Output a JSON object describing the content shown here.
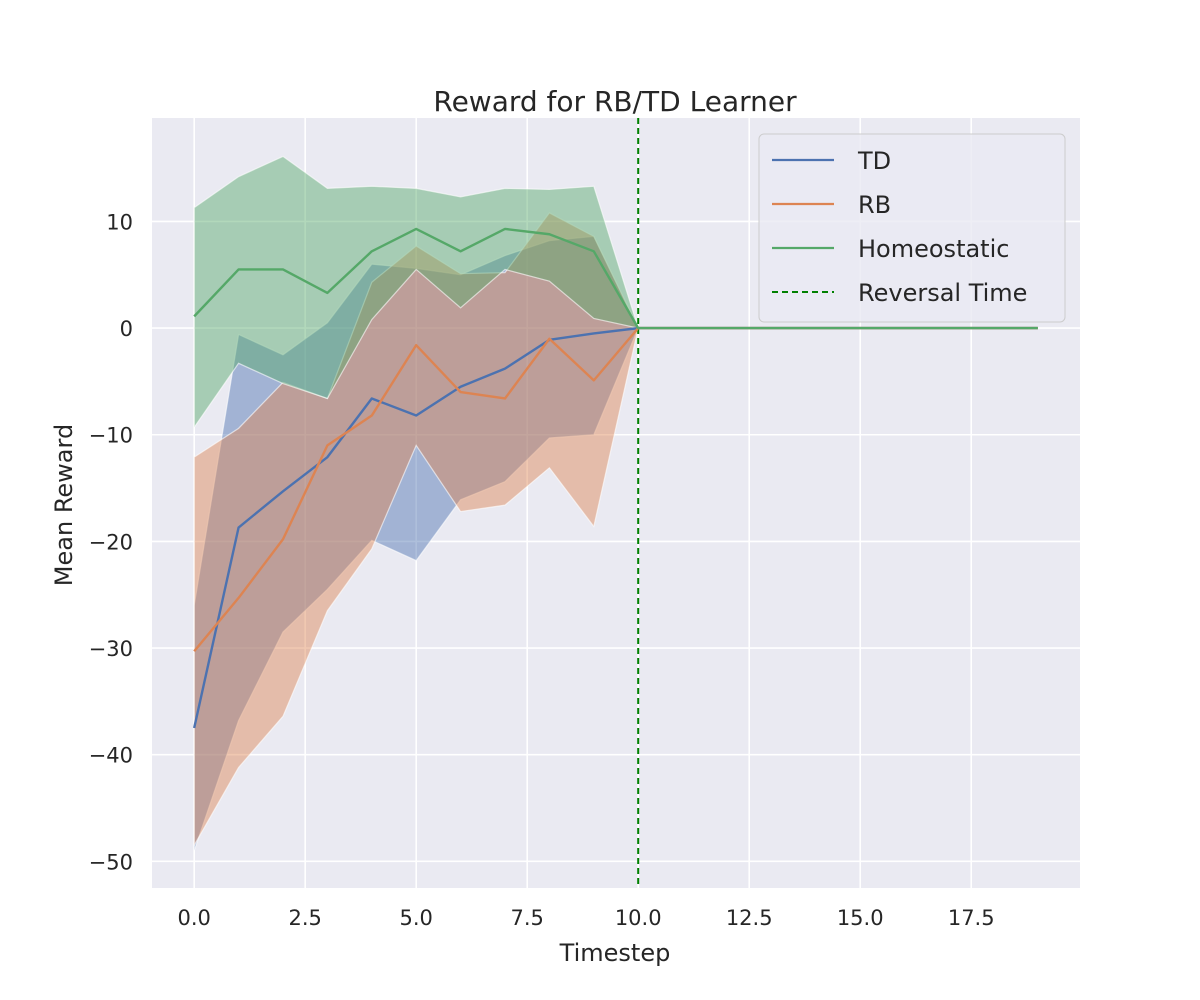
{
  "chart_data": {
    "type": "line",
    "title": "Reward for RB/TD Learner",
    "xlabel": "Timestep",
    "ylabel": "Mean Reward",
    "xlim": [
      -0.95,
      19.95
    ],
    "ylim": [
      -52.5,
      19.7
    ],
    "xticks": [
      0.0,
      2.5,
      5.0,
      7.5,
      10.0,
      12.5,
      15.0,
      17.5
    ],
    "xtick_labels": [
      "0.0",
      "2.5",
      "5.0",
      "7.5",
      "10.0",
      "12.5",
      "15.0",
      "17.5"
    ],
    "yticks": [
      10,
      0,
      -10,
      -20,
      -30,
      -40,
      -50
    ],
    "ytick_labels": [
      "10",
      "0",
      "−10",
      "−20",
      "−30",
      "−40",
      "−50"
    ],
    "grid": true,
    "legend_position": "top-right",
    "x": [
      0,
      1,
      2,
      3,
      4,
      5,
      6,
      7,
      8,
      9,
      10,
      11,
      12,
      13,
      14,
      15,
      16,
      17,
      18,
      19
    ],
    "series": [
      {
        "name": "TD",
        "color": "#4c72b0",
        "values": [
          -37.5,
          -18.7,
          -15.3,
          -12.1,
          -6.6,
          -8.2,
          -5.5,
          -3.8,
          -1.1,
          -0.5,
          0,
          0,
          0,
          0,
          0,
          0,
          0,
          0,
          0,
          0
        ],
        "band_upper": [
          -26.0,
          -0.6,
          -2.5,
          0.5,
          6.0,
          5.6,
          5.0,
          6.8,
          8.2,
          8.6,
          0
        ],
        "band_lower": [
          -49.0,
          -36.8,
          -28.5,
          -24.5,
          -19.9,
          -21.8,
          -16.1,
          -14.4,
          -10.3,
          -10.0,
          0
        ]
      },
      {
        "name": "RB",
        "color": "#dd8452",
        "values": [
          -30.3,
          -25.3,
          -19.8,
          -11.0,
          -8.2,
          -1.6,
          -6.0,
          -6.6,
          -1.0,
          -4.9,
          0,
          0,
          0,
          0,
          0,
          0,
          0,
          0,
          0,
          0
        ],
        "band_upper": [
          -12.1,
          -9.4,
          -5.1,
          -6.6,
          4.3,
          7.7,
          5.1,
          5.2,
          10.8,
          8.6,
          0
        ],
        "band_lower": [
          -48.5,
          -41.2,
          -36.4,
          -26.5,
          -20.7,
          -11.0,
          -17.2,
          -16.6,
          -13.1,
          -18.6,
          0
        ]
      },
      {
        "name": "Homeostatic",
        "color": "#55a868",
        "values": [
          1.1,
          5.5,
          5.5,
          3.3,
          7.2,
          9.3,
          7.2,
          9.3,
          8.8,
          7.2,
          0,
          0,
          0,
          0,
          0,
          0,
          0,
          0,
          0,
          0
        ],
        "band_upper": [
          11.3,
          14.2,
          16.1,
          13.1,
          13.3,
          13.1,
          12.3,
          13.1,
          13.0,
          13.3,
          0
        ],
        "band_lower": [
          -9.3,
          -3.3,
          -5.2,
          -6.6,
          0.8,
          5.5,
          1.9,
          5.5,
          4.4,
          0.9,
          0
        ]
      }
    ],
    "vline": {
      "x": 10,
      "label": "Reversal Time",
      "color": "#008000",
      "style": "dashed"
    }
  }
}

▶ **EXERCISE INSTRUCTIONS**
All the lines above are to be reproduced exactly, except the pictures.

▶ **RESPONSE**
Output a JSON object describing the content shown here.
{
  "chart_data": {
    "type": "line",
    "title": "Reward for RB/TD Learner",
    "xlabel": "Timestep",
    "ylabel": "Mean Reward",
    "xlim": [
      -0.95,
      19.95
    ],
    "ylim": [
      -52.5,
      19.7
    ],
    "xticks": [
      0.0,
      2.5,
      5.0,
      7.5,
      10.0,
      12.5,
      15.0,
      17.5
    ],
    "xtick_labels": [
      "0.0",
      "2.5",
      "5.0",
      "7.5",
      "10.0",
      "12.5",
      "15.0",
      "17.5"
    ],
    "yticks": [
      10,
      0,
      -10,
      -20,
      -30,
      -40,
      -50
    ],
    "ytick_labels": [
      "10",
      "0",
      "−10",
      "−20",
      "−30",
      "−40",
      "−50"
    ],
    "grid": true,
    "legend_position": "top-right",
    "x": [
      0,
      1,
      2,
      3,
      4,
      5,
      6,
      7,
      8,
      9,
      10,
      11,
      12,
      13,
      14,
      15,
      16,
      17,
      18,
      19
    ],
    "series": [
      {
        "name": "TD",
        "color": "#4c72b0",
        "values": [
          -37.5,
          -18.7,
          -15.3,
          -12.1,
          -6.6,
          -8.2,
          -5.5,
          -3.8,
          -1.1,
          -0.5,
          0,
          0,
          0,
          0,
          0,
          0,
          0,
          0,
          0,
          0
        ],
        "band_upper": [
          -26.0,
          -0.6,
          -2.5,
          0.5,
          6.0,
          5.6,
          5.0,
          6.8,
          8.2,
          8.6,
          0
        ],
        "band_lower": [
          -49.0,
          -36.8,
          -28.5,
          -24.5,
          -19.9,
          -21.8,
          -16.1,
          -14.4,
          -10.3,
          -10.0,
          0
        ]
      },
      {
        "name": "RB",
        "color": "#dd8452",
        "values": [
          -30.3,
          -25.3,
          -19.8,
          -11.0,
          -8.2,
          -1.6,
          -6.0,
          -6.6,
          -1.0,
          -4.9,
          0,
          0,
          0,
          0,
          0,
          0,
          0,
          0,
          0,
          0
        ],
        "band_upper": [
          -12.1,
          -9.4,
          -5.1,
          -6.6,
          4.3,
          7.7,
          5.1,
          5.2,
          10.8,
          8.6,
          0
        ],
        "band_lower": [
          -48.5,
          -41.2,
          -36.4,
          -26.5,
          -20.7,
          -11.0,
          -17.2,
          -16.6,
          -13.1,
          -18.6,
          0
        ]
      },
      {
        "name": "Homeostatic",
        "color": "#55a868",
        "values": [
          1.1,
          5.5,
          5.5,
          3.3,
          7.2,
          9.3,
          7.2,
          9.3,
          8.8,
          7.2,
          0,
          0,
          0,
          0,
          0,
          0,
          0,
          0,
          0,
          0
        ],
        "band_upper": [
          11.3,
          14.2,
          16.1,
          13.1,
          13.3,
          13.1,
          12.3,
          13.1,
          13.0,
          13.3,
          0
        ],
        "band_lower": [
          -9.3,
          -3.3,
          -5.2,
          -6.6,
          0.8,
          5.5,
          1.9,
          5.5,
          4.4,
          0.9,
          0
        ]
      }
    ],
    "vline": {
      "x": 10,
      "label": "Reversal Time",
      "color": "#008000",
      "style": "dashed"
    }
  }
}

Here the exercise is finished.